Every line that holds the string "买这两种奖品一共花去多少元" is to be identified and copied.

● Given data:
----
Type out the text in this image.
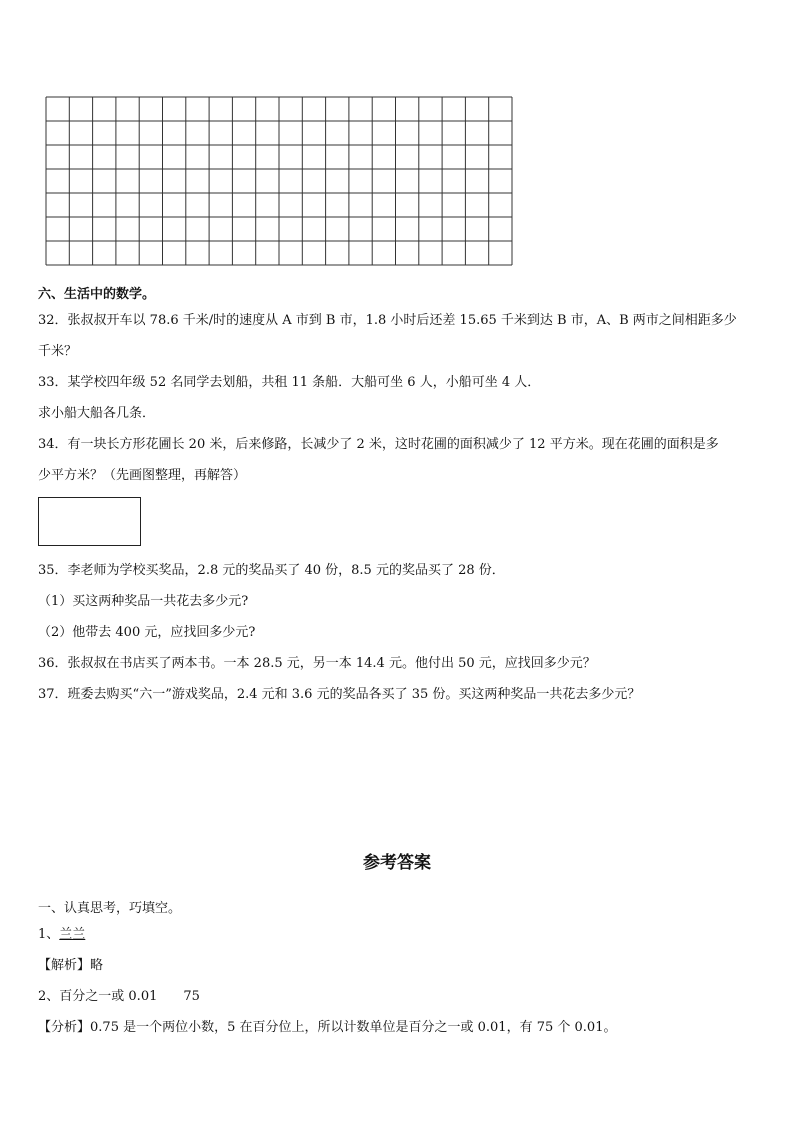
六、生活中的数学。
32．张叔叔开车以 78.6 千米/时的速度从 A 市到 B 市，1.8 小时后还差 15.65 千米到达 B 市，A、B 两市之间相距多少
千米？
33．某学校四年级 52 名同学去划船，共租 11 条船．大船可坐 6 人，小船可坐 4 人．
求小船大船各几条．
34．有一块长方形花圃长 20 米，后来修路，长减少了 2 米，这时花圃的面积减少了 12 平方米。现在花圃的面积是多
少平方米？（先画图整理，再解答）
35．李老师为学校买奖品，2.8 元的奖品买了 40 份，8.5 元的奖品买了 28 份．
（1）买这两种奖品一共花去多少元?
（2）他带去 400 元，应找回多少元?
36．张叔叔在书店买了两本书。一本 28.5 元，另一本 14.4 元。他付出 50 元，应找回多少元？
37．班委去购买“六一”游戏奖品，2.4 元和 3.6 元的奖品各买了 35 份。买这两种奖品一共花去多少元？
参考答案
一、认真思考，巧填空。
1、兰兰
【解析】略
2、百分之一或 0.01 75
【分析】0.75 是一个两位小数，5 在百分位上，所以计数单位是百分之一或 0.01，有 75 个 0.01。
----
● Final result:
（1）买这两种奖品一共花去多少元?
37．班委去购买“六一”游戏奖品，2.4 元和 3.6 元的奖品各买了 35 份。买这两种奖品一共花去多少元？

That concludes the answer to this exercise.